[Dataset rows about figures]
+--

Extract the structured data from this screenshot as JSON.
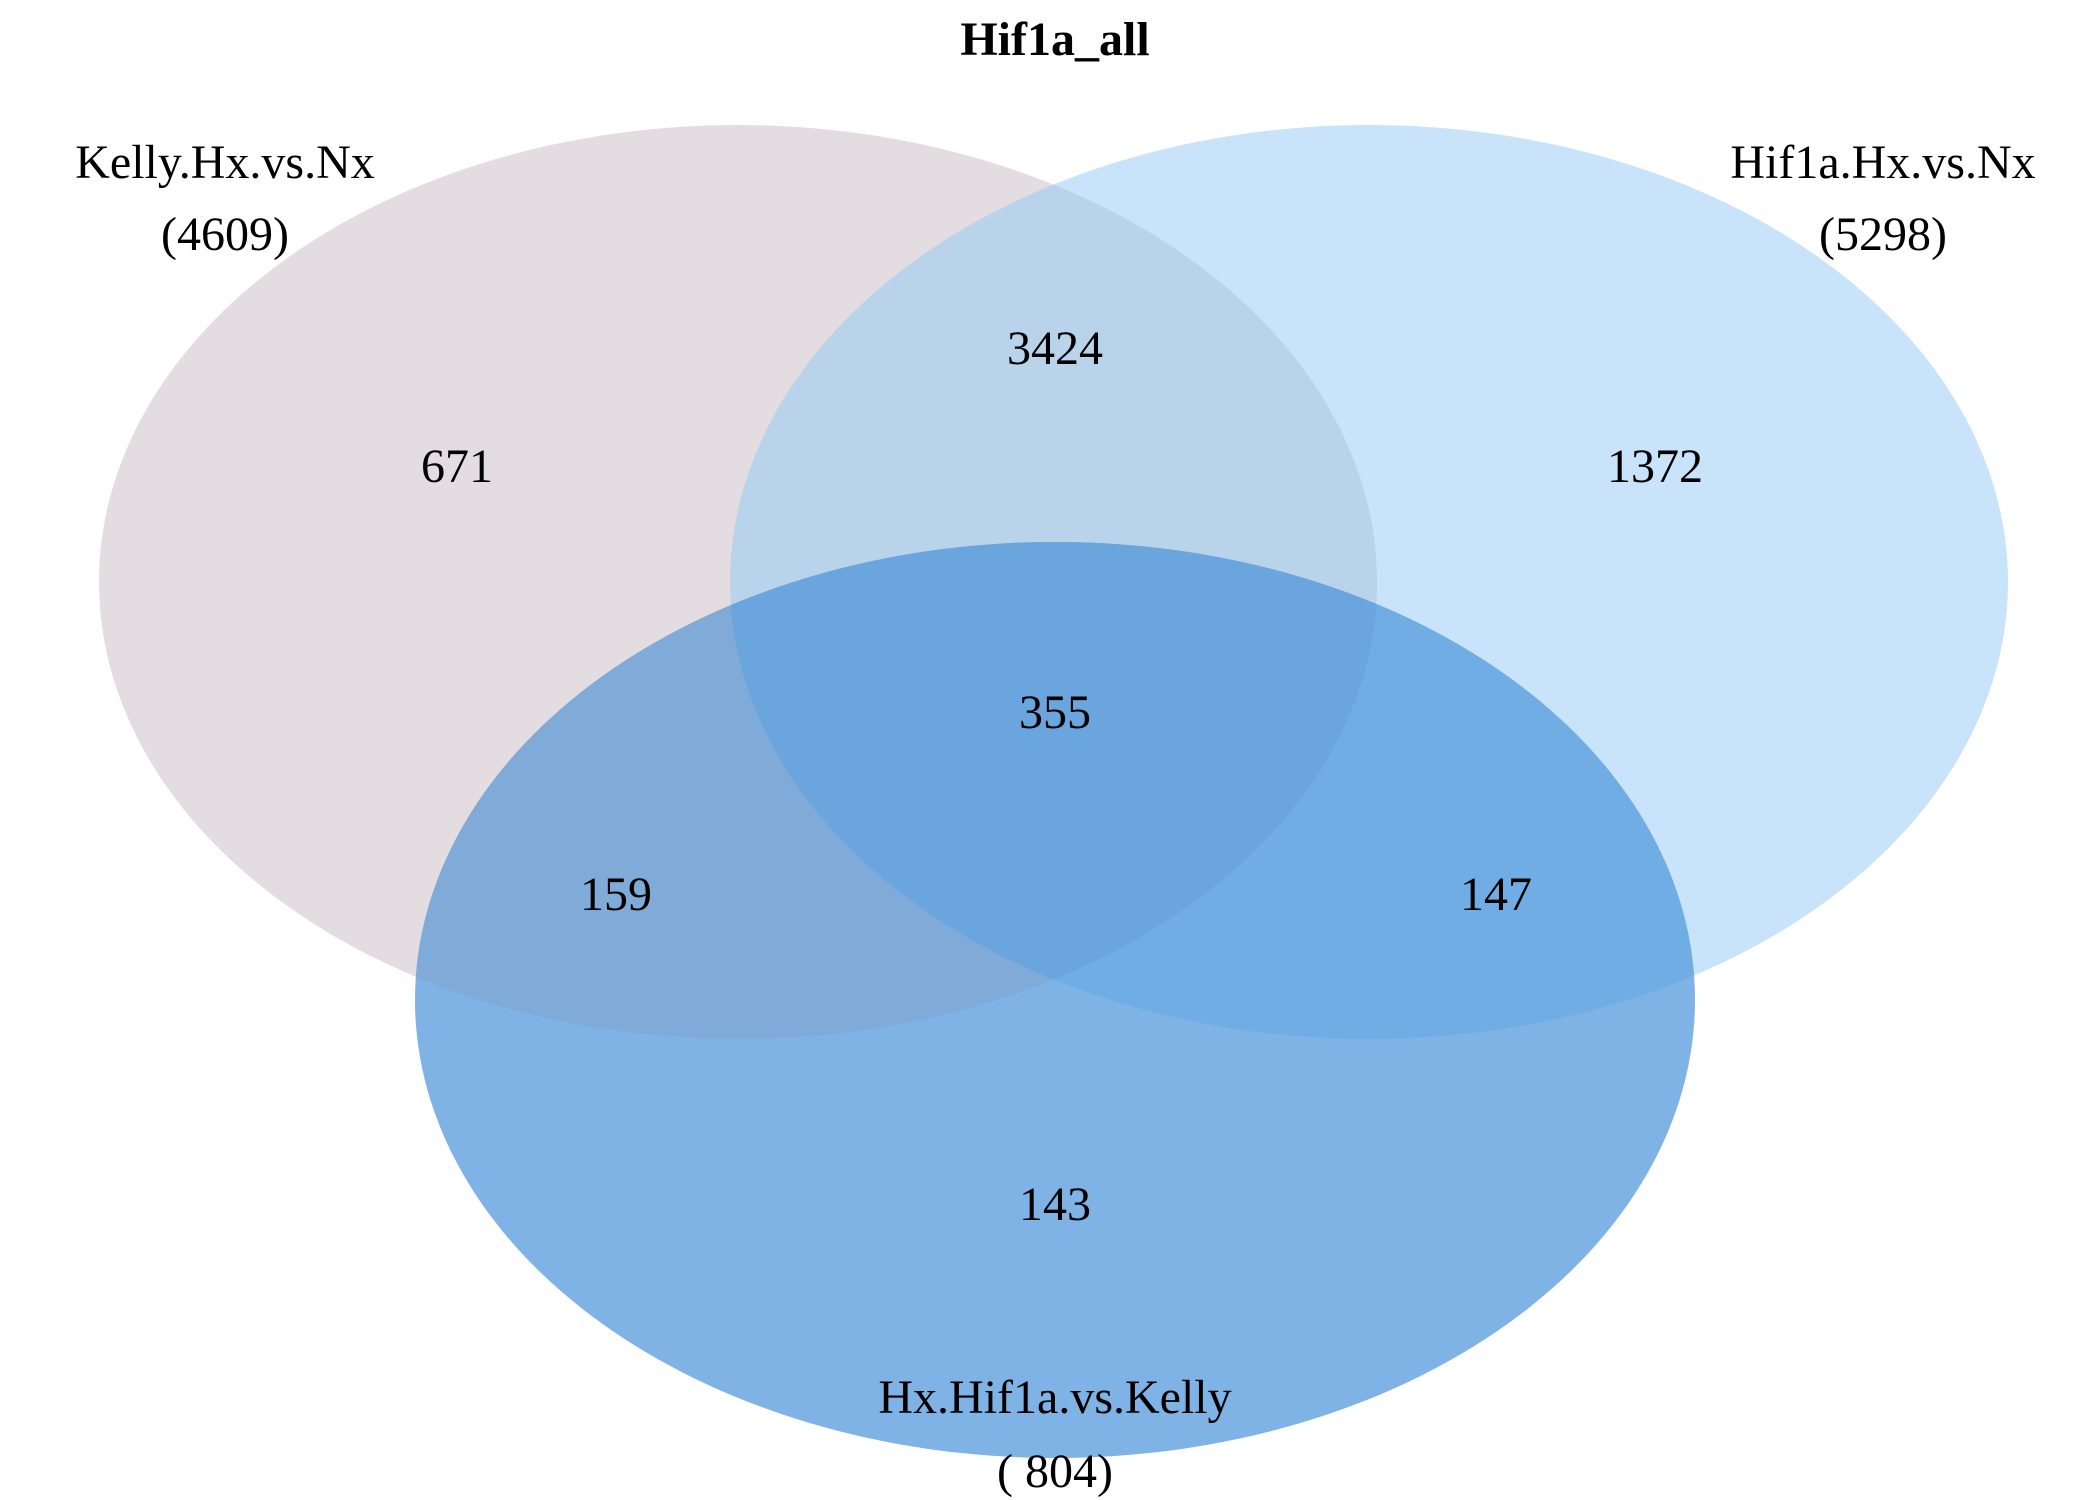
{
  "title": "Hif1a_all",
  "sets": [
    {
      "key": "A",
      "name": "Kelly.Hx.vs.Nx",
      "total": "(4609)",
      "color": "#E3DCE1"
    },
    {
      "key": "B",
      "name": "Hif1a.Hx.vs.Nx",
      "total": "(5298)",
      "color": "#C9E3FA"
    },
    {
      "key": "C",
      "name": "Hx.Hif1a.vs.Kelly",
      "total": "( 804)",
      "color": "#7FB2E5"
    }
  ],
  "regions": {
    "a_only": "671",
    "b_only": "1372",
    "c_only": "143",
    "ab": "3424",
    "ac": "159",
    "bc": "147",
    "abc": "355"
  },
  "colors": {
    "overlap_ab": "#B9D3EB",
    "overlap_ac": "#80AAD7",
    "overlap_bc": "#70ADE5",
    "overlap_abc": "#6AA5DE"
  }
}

+--

Return all of the data exactly as written, and drop the pictures.

Task result »
Extract the structured data from this screenshot as JSON.
{
  "title": "Hif1a_all",
  "sets": [
    {
      "key": "A",
      "name": "Kelly.Hx.vs.Nx",
      "total": "(4609)",
      "color": "#E3DCE1"
    },
    {
      "key": "B",
      "name": "Hif1a.Hx.vs.Nx",
      "total": "(5298)",
      "color": "#C9E3FA"
    },
    {
      "key": "C",
      "name": "Hx.Hif1a.vs.Kelly",
      "total": "( 804)",
      "color": "#7FB2E5"
    }
  ],
  "regions": {
    "a_only": "671",
    "b_only": "1372",
    "c_only": "143",
    "ab": "3424",
    "ac": "159",
    "bc": "147",
    "abc": "355"
  },
  "colors": {
    "overlap_ab": "#B9D3EB",
    "overlap_ac": "#80AAD7",
    "overlap_bc": "#70ADE5",
    "overlap_abc": "#6AA5DE"
  }
}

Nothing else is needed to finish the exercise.